Take two minutes. Brainstorm as many vivid
adjectives you can think of to describe our
topic.
Writing Activity I
Replace the weak adjectives in the following
sentences with stronger, more vivid ones.
Example:
Weak
We saw the pretty lake.
Strong
We saw the shimmering lake.
Writing Activity I
Replace the weak adjectives in the following
sentences with stronger, more vivid ones.
1. Snow White bit the bad apple.
2. Jack hacked down the ugly beanstalk.
3. The goat sniffed the uneatable grass.
4. The princess gazed at the beautiful sunset.
Writing Activity II
Some writers use adjectives in a special way.
They put two or three of them together, and
these adjectives all begin with the same sound.
These are called alliterative adjectives.
Here's and example from Edgar Allan Poe:
“During the whole of a dull, dark, and soundless
day . . .”
Notice all of the D sounds.
Writing Activity II
Examples
The curious, curved caterpillar crept across the
cracked branch.
The determined, dotted Dalmatian dragged the
dizzy fireman to safety.
The groaning, grumpy giant grabbed the sack of
golden eggs.
The tired, toothless troll tugged at the ropes of
his tattered tent.

Instructions for the task:
Copy out the whole adjectives lesson above, word for word.

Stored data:

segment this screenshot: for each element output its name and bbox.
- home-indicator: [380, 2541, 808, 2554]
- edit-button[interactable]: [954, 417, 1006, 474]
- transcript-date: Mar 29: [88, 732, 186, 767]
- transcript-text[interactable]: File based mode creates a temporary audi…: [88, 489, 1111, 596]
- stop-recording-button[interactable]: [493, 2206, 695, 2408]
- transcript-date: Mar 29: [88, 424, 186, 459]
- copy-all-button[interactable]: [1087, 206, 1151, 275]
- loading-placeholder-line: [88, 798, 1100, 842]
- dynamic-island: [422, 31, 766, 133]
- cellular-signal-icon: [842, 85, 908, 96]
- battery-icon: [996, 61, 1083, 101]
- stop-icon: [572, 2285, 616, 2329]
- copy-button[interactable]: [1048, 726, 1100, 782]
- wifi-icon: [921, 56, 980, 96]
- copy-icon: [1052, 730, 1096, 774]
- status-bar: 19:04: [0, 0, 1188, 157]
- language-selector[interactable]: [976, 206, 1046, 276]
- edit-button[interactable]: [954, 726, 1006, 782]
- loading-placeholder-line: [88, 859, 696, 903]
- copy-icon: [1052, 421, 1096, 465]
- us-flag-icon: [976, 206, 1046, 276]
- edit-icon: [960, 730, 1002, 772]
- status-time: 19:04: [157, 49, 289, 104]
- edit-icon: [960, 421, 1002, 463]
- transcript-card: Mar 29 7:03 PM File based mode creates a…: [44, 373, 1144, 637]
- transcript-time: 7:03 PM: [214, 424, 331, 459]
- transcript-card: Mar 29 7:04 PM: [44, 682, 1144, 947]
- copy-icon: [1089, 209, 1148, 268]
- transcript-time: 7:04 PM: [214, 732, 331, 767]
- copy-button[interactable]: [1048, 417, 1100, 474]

Solution for this problem:
Take two minutes. Brainstorm as many vivid
adjectives you can think of to describe our
topic.
Writing Activity I
Replace the weak adjectives in the following
sentences with stronger, more vivid ones.
Example:
Weak
We saw the pretty lake.
Strong
We saw the shimmering lake.
Writing Activity I
Replace the weak adjectives in the following
sentences with stronger, more vivid ones.
1. Snow White bit the bad apple.
2. Jack hacked down the ugly beanstalk.
3. The goat sniffed the uneatable grass.
4. The princess gazed at the beautiful sunset.
Writing Activity II
Some writers use adjectives in a special way.
They put two or three of them together, and
these adjectives all begin with the same sound.
These are called alliterative adjectives.
Here's and example from Edgar Allan Poe:
“During the whole of a dull, dark, and soundless
day . . .”
Notice all of the D sounds.
Writing Activity II
Examples
The curious, curved caterpillar crept across the
cracked branch.
The determined, dotted Dalmatian dragged the
dizzy fireman to safety.
The groaning, grumpy giant grabbed the sack of
golden eggs.
The tired, toothless troll tugged at the ropes of
his tattered tent.